══ PROVIDED INFORMATION ══

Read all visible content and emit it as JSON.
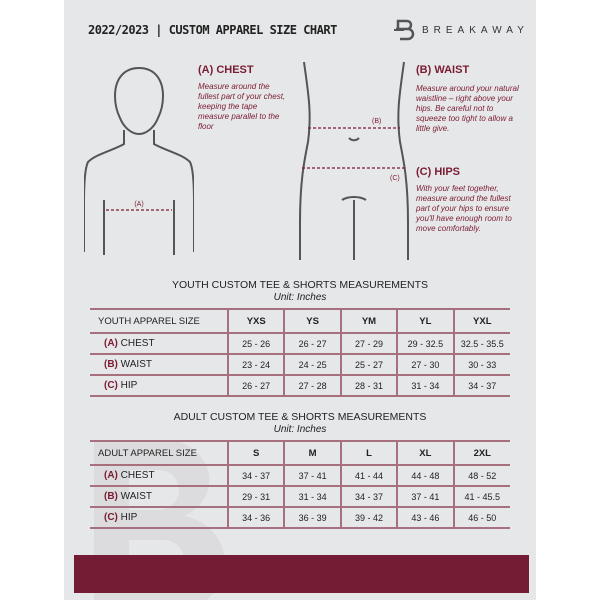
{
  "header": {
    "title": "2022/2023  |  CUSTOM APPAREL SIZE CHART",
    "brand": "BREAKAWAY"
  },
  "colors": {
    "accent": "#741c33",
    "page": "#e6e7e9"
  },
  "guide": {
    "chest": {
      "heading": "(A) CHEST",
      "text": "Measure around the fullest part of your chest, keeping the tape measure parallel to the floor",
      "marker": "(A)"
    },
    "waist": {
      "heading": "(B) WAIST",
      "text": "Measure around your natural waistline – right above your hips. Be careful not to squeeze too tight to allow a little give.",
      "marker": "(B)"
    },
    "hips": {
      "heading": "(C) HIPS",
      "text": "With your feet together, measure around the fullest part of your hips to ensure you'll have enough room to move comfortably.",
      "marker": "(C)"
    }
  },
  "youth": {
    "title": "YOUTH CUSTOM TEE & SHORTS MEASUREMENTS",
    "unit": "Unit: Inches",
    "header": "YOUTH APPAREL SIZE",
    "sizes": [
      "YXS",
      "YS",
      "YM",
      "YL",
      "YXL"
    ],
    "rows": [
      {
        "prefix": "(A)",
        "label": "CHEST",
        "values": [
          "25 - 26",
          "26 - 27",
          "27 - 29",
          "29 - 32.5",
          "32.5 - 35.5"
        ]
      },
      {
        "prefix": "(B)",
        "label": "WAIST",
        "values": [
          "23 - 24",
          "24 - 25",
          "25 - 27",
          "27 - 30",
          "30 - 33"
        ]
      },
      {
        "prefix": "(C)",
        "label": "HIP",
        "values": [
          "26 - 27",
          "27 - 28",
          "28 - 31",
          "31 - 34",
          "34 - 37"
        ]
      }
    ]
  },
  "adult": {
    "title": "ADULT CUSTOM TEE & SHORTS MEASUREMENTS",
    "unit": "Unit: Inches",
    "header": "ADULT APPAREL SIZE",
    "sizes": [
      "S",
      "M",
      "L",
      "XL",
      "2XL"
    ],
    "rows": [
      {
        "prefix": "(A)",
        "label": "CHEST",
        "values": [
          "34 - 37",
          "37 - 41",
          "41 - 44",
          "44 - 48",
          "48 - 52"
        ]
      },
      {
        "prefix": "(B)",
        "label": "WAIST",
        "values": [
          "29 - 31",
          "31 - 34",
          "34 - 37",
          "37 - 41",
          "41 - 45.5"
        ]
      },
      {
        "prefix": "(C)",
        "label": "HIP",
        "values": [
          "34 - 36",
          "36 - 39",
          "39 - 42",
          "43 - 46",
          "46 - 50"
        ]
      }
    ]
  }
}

═══

> _EXERCISE DIRECTIONS_
Extract the entries in full, exactly as they are, minus the pictures.

> _TASK ANSWER_
Read all visible content and emit it as JSON.
{
  "header": {
    "title": "2022/2023  |  CUSTOM APPAREL SIZE CHART",
    "brand": "BREAKAWAY"
  },
  "colors": {
    "accent": "#741c33",
    "page": "#e6e7e9"
  },
  "guide": {
    "chest": {
      "heading": "(A) CHEST",
      "text": "Measure around the fullest part of your chest, keeping the tape measure parallel to the floor",
      "marker": "(A)"
    },
    "waist": {
      "heading": "(B) WAIST",
      "text": "Measure around your natural waistline – right above your hips. Be careful not to squeeze too tight to allow a little give.",
      "marker": "(B)"
    },
    "hips": {
      "heading": "(C) HIPS",
      "text": "With your feet together, measure around the fullest part of your hips to ensure you'll have enough room to move comfortably.",
      "marker": "(C)"
    }
  },
  "youth": {
    "title": "YOUTH CUSTOM TEE & SHORTS MEASUREMENTS",
    "unit": "Unit: Inches",
    "header": "YOUTH APPAREL SIZE",
    "sizes": [
      "YXS",
      "YS",
      "YM",
      "YL",
      "YXL"
    ],
    "rows": [
      {
        "prefix": "(A)",
        "label": "CHEST",
        "values": [
          "25 - 26",
          "26 - 27",
          "27 - 29",
          "29 - 32.5",
          "32.5 - 35.5"
        ]
      },
      {
        "prefix": "(B)",
        "label": "WAIST",
        "values": [
          "23 - 24",
          "24 - 25",
          "25 - 27",
          "27 - 30",
          "30 - 33"
        ]
      },
      {
        "prefix": "(C)",
        "label": "HIP",
        "values": [
          "26 - 27",
          "27 - 28",
          "28 - 31",
          "31 - 34",
          "34 - 37"
        ]
      }
    ]
  },
  "adult": {
    "title": "ADULT CUSTOM TEE & SHORTS MEASUREMENTS",
    "unit": "Unit: Inches",
    "header": "ADULT APPAREL SIZE",
    "sizes": [
      "S",
      "M",
      "L",
      "XL",
      "2XL"
    ],
    "rows": [
      {
        "prefix": "(A)",
        "label": "CHEST",
        "values": [
          "34 - 37",
          "37 - 41",
          "41 - 44",
          "44 - 48",
          "48 - 52"
        ]
      },
      {
        "prefix": "(B)",
        "label": "WAIST",
        "values": [
          "29 - 31",
          "31 - 34",
          "34 - 37",
          "37 - 41",
          "41 - 45.5"
        ]
      },
      {
        "prefix": "(C)",
        "label": "HIP",
        "values": [
          "34 - 36",
          "36 - 39",
          "39 - 42",
          "43 - 46",
          "46 - 50"
        ]
      }
    ]
  }
}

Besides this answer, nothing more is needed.